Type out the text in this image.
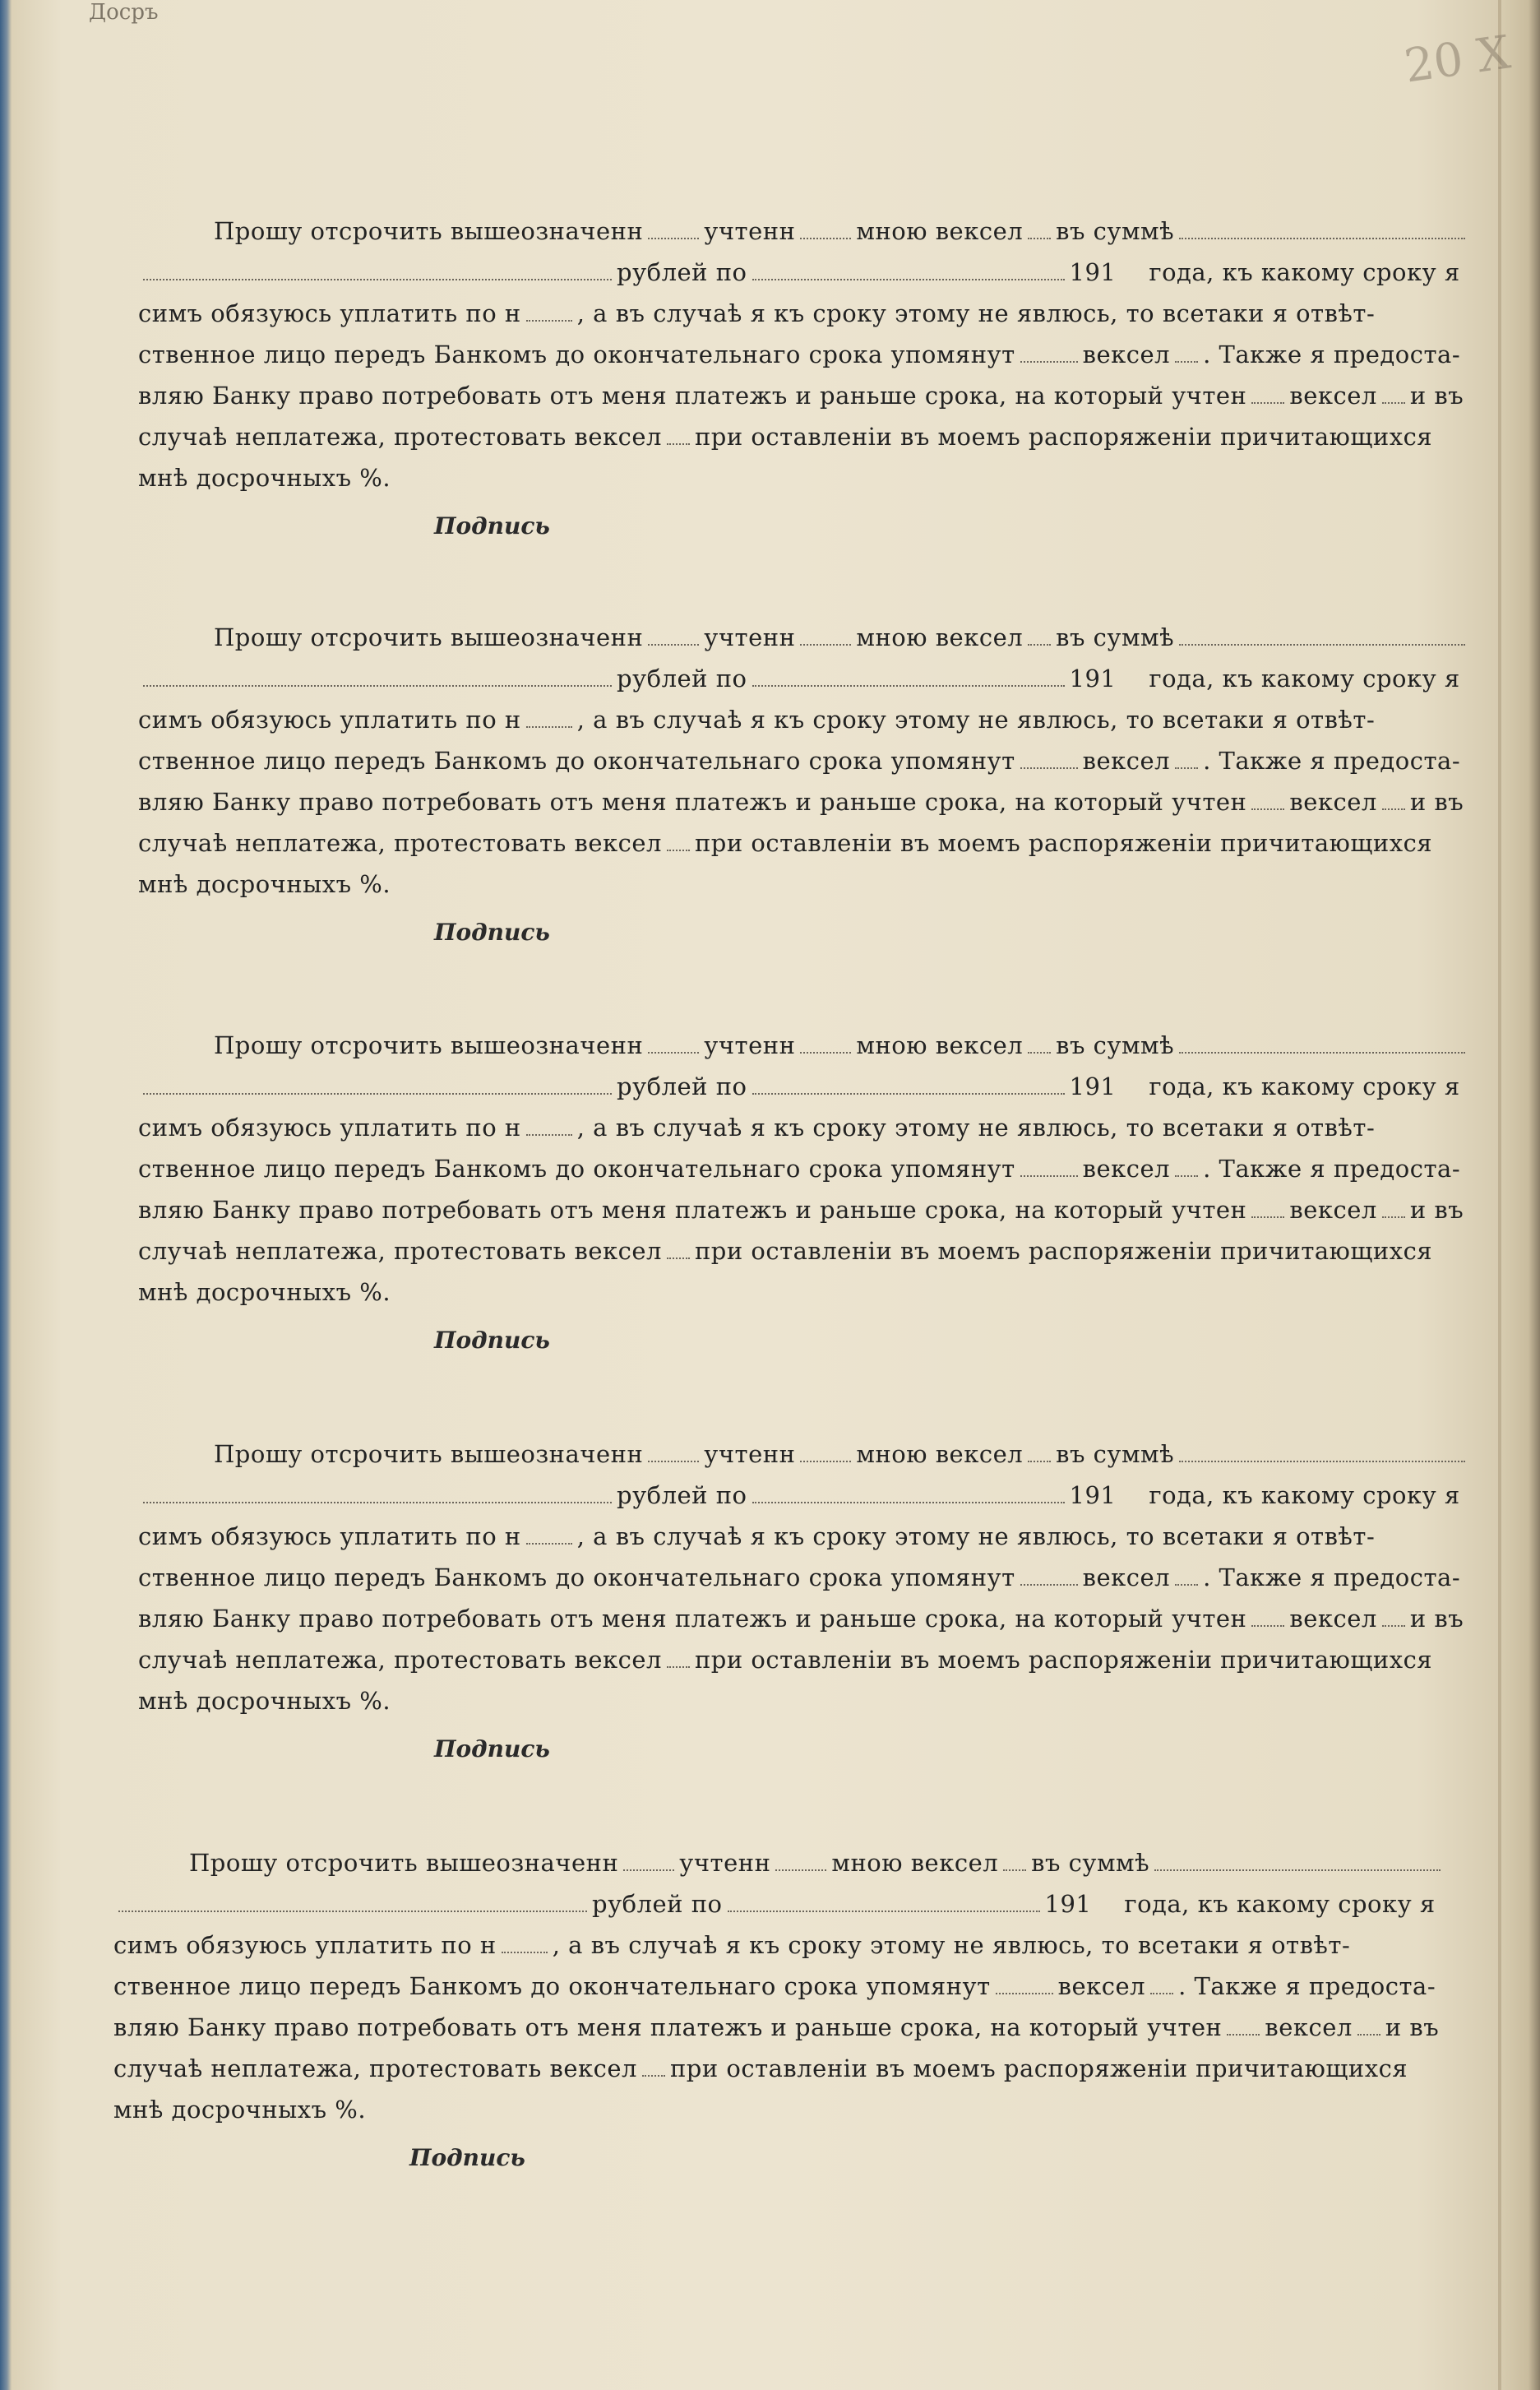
Досръ
20 Х
Прошу отсрочить вышеозначенн	учтенн	мною вексел въ суммѣ
рублей по	191 года, къ какому сроку я
симъ обязуюсь уплатить по н , а въ случаѣ я къ сроку этому не явлюсь, то всетаки я отвѣт-
ственное лицо передъ Банкомъ до окончательнаго срока упомянут	вексел . Также я предоста-
вляю Банку право потребовать отъ меня платежъ и раньше срока, на который учтен вексел и въ
случаѣ неплатежа, протестовать вексел при оставленіи въ моемъ распоряженіи причитающихся
мнѣ досрочныхъ %.
Подпись
Прошу отсрочить вышеозначенн	учтенн	мною вексел въ суммѣ
рублей по	191 года, къ какому сроку я
симъ обязуюсь уплатить по н , а въ случаѣ я къ сроку этому не явлюсь, то всетаки я отвѣт-
ственное лицо передъ Банкомъ до окончательнаго срока упомянут	вексел . Также я предоста-
вляю Банку право потребовать отъ меня платежъ и раньше срока, на который учтен вексел и въ
случаѣ неплатежа, протестовать вексел при оставленіи въ моемъ распоряженіи причитающихся
мнѣ досрочныхъ %.
Подпись
Прошу отсрочить вышеозначенн	учтенн	мною вексел въ суммѣ
рублей по	191 года, къ какому сроку я
симъ обязуюсь уплатить по н , а въ случаѣ я къ сроку этому не явлюсь, то всетаки я отвѣт-
ственное лицо передъ Банкомъ до окончательнаго срока упомянут	вексел . Также я предоста-
вляю Банку право потребовать отъ меня платежъ и раньше срока, на который учтен вексел и въ
случаѣ неплатежа, протестовать вексел при оставленіи въ моемъ распоряженіи причитающихся
мнѣ досрочныхъ %.
Подпись
Прошу отсрочить вышеозначенн	учтенн	мною вексел въ суммѣ
рублей по	191 года, къ какому сроку я
симъ обязуюсь уплатить по н , а въ случаѣ я къ сроку этому не явлюсь, то всетаки я отвѣт-
ственное лицо передъ Банкомъ до окончательнаго срока упомянут	вексел . Также я предоста-
вляю Банку право потребовать отъ меня платежъ и раньше срока, на который учтен вексел и въ
случаѣ неплатежа, протестовать вексел при оставленіи въ моемъ распоряженіи причитающихся
мнѣ досрочныхъ %.
Подпись
Прошу отсрочить вышеозначенн	учтенн	мною вексел въ суммѣ
рублей по	191 года, къ какому сроку я
симъ обязуюсь уплатить по н , а въ случаѣ я къ сроку этому не явлюсь, то всетаки я отвѣт-
ственное лицо передъ Банкомъ до окончательнаго срока упомянут	вексел . Также я предоста-
вляю Банку право потребовать отъ меня платежъ и раньше срока, на который учтен вексел и въ
случаѣ неплатежа, протестовать вексел при оставленіи въ моемъ распоряженіи причитающихся
мнѣ досрочныхъ %.
Подпись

*Directions*. Your copy of the data above should match it exactly, except that pictures are left out.

*Written response*.
Type out the text in this image.
Досръ
20 Х
Прошу отсрочить вышеозначенн	учтенн	мною вексел въ суммѣ
рублей по	191 года, къ какому сроку я
симъ обязуюсь уплатить по н , а въ случаѣ я къ сроку этому не явлюсь, то всетаки я отвѣт-
ственное лицо передъ Банкомъ до окончательнаго срока упомянут	вексел . Также я предоста-
вляю Банку право потребовать отъ меня платежъ и раньше срока, на который учтен вексел и въ
случаѣ неплатежа, протестовать вексел при оставленіи въ моемъ распоряженіи причитающихся
мнѣ досрочныхъ %.
Подпись
Прошу отсрочить вышеозначенн	учтенн	мною вексел въ суммѣ
рублей по	191 года, къ какому сроку я
симъ обязуюсь уплатить по н , а въ случаѣ я къ сроку этому не явлюсь, то всетаки я отвѣт-
ственное лицо передъ Банкомъ до окончательнаго срока упомянут	вексел . Также я предоста-
вляю Банку право потребовать отъ меня платежъ и раньше срока, на который учтен вексел и въ
случаѣ неплатежа, протестовать вексел при оставленіи въ моемъ распоряженіи причитающихся
мнѣ досрочныхъ %.
Подпись
Прошу отсрочить вышеозначенн	учтенн	мною вексел въ суммѣ
рублей по	191 года, къ какому сроку я
симъ обязуюсь уплатить по н , а въ случаѣ я къ сроку этому не явлюсь, то всетаки я отвѣт-
ственное лицо передъ Банкомъ до окончательнаго срока упомянут	вексел . Также я предоста-
вляю Банку право потребовать отъ меня платежъ и раньше срока, на который учтен вексел и въ
случаѣ неплатежа, протестовать вексел при оставленіи въ моемъ распоряженіи причитающихся
мнѣ досрочныхъ %.
Подпись
Прошу отсрочить вышеозначенн	учтенн	мною вексел въ суммѣ
рублей по	191 года, къ какому сроку я
симъ обязуюсь уплатить по н , а въ случаѣ я къ сроку этому не явлюсь, то всетаки я отвѣт-
ственное лицо передъ Банкомъ до окончательнаго срока упомянут	вексел . Также я предоста-
вляю Банку право потребовать отъ меня платежъ и раньше срока, на который учтен вексел и въ
случаѣ неплатежа, протестовать вексел при оставленіи въ моемъ распоряженіи причитающихся
мнѣ досрочныхъ %.
Подпись
Прошу отсрочить вышеозначенн	учтенн	мною вексел въ суммѣ
рублей по	191 года, къ какому сроку я
симъ обязуюсь уплатить по н , а въ случаѣ я къ сроку этому не явлюсь, то всетаки я отвѣт-
ственное лицо передъ Банкомъ до окончательнаго срока упомянут	вексел . Также я предоста-
вляю Банку право потребовать отъ меня платежъ и раньше срока, на который учтен вексел и въ
случаѣ неплатежа, протестовать вексел при оставленіи въ моемъ распоряженіи причитающихся
мнѣ досрочныхъ %.
Подпись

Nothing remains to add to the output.